**REQUIREMENTS**
Retype every entry word for word.

------------

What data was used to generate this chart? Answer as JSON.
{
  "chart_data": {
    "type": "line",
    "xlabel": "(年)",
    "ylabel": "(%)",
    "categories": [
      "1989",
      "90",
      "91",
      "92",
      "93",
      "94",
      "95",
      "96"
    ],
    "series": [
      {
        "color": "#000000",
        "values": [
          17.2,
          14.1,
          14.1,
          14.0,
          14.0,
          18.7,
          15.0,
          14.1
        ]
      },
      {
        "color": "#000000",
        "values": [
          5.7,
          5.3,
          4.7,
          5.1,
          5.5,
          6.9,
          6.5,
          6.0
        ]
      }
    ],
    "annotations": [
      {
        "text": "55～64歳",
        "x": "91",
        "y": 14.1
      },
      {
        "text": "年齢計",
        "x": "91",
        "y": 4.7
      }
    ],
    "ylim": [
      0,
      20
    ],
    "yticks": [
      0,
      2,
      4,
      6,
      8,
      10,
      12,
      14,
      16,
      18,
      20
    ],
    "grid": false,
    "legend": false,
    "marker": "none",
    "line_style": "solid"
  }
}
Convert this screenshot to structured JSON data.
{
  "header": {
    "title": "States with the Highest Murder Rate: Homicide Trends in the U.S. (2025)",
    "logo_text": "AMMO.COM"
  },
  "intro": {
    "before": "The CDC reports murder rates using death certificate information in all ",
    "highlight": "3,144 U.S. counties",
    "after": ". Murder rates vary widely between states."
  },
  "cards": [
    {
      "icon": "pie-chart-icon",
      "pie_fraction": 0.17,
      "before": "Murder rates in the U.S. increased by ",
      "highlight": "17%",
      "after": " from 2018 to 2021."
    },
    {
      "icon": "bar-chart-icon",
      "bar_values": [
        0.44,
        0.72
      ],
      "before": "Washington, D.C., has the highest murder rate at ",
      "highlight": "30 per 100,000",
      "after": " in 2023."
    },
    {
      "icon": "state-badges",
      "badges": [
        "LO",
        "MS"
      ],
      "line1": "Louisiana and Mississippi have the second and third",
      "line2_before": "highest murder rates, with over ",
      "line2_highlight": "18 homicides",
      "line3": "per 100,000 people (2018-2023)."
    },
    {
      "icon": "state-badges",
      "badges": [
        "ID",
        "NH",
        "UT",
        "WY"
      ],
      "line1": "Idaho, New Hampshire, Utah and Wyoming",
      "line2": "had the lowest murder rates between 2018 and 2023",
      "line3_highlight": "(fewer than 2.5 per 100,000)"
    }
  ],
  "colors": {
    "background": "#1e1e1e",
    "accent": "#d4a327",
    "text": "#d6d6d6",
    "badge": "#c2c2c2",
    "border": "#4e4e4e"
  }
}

------------

**SOLVED PROBLEM**
What data was used to generate this chart? Answer as JSON.
{
  "chart_data": {
    "type": "line",
    "xlabel": "(年)",
    "ylabel": "(%)",
    "categories": [
      "1989",
      "90",
      "91",
      "92",
      "93",
      "94",
      "95",
      "96"
    ],
    "series": [
      {
        "color": "#000000",
        "values": [
          17.2,
          14.1,
          14.1,
          14.0,
          14.0,
          18.7,
          15.0,
          14.1
        ]
      },
      {
        "color": "#000000",
        "values": [
          5.7,
          5.3,
          4.7,
          5.1,
          5.5,
          6.9,
          6.5,
          6.0
        ]
      }
    ],
    "annotations": [
      {
        "text": "55～64歳",
        "x": "91",
        "y": 14.1
      },
      {
        "text": "年齢計",
        "x": "91",
        "y": 4.7
      }
    ],
    "ylim": [
      0,
      20
    ],
    "yticks": [
      0,
      2,
      4,
      6,
      8,
      10,
      12,
      14,
      16,
      18,
      20
    ],
    "grid": false,
    "legend": false,
    "marker": "none",
    "line_style": "solid"
  }
}
Convert this screenshot to structured JSON data.
{
  "header": {
    "title": "States with the Highest Murder Rate: Homicide Trends in the U.S. (2025)",
    "logo_text": "AMMO.COM"
  },
  "intro": {
    "before": "The CDC reports murder rates using death certificate information in all ",
    "highlight": "3,144 U.S. counties",
    "after": ". Murder rates vary widely between states."
  },
  "cards": [
    {
      "icon": "pie-chart-icon",
      "pie_fraction": 0.17,
      "before": "Murder rates in the U.S. increased by ",
      "highlight": "17%",
      "after": " from 2018 to 2021."
    },
    {
      "icon": "bar-chart-icon",
      "bar_values": [
        0.44,
        0.72
      ],
      "before": "Washington, D.C., has the highest murder rate at ",
      "highlight": "30 per 100,000",
      "after": " in 2023."
    },
    {
      "icon": "state-badges",
      "badges": [
        "LO",
        "MS"
      ],
      "line1": "Louisiana and Mississippi have the second and third",
      "line2_before": "highest murder rates, with over ",
      "line2_highlight": "18 homicides",
      "line3": "per 100,000 people (2018-2023)."
    },
    {
      "icon": "state-badges",
      "badges": [
        "ID",
        "NH",
        "UT",
        "WY"
      ],
      "line1": "Idaho, New Hampshire, Utah and Wyoming",
      "line2": "had the lowest murder rates between 2018 and 2023",
      "line3_highlight": "(fewer than 2.5 per 100,000)"
    }
  ],
  "colors": {
    "background": "#1e1e1e",
    "accent": "#d4a327",
    "text": "#d6d6d6",
    "badge": "#c2c2c2",
    "border": "#4e4e4e"
  }
}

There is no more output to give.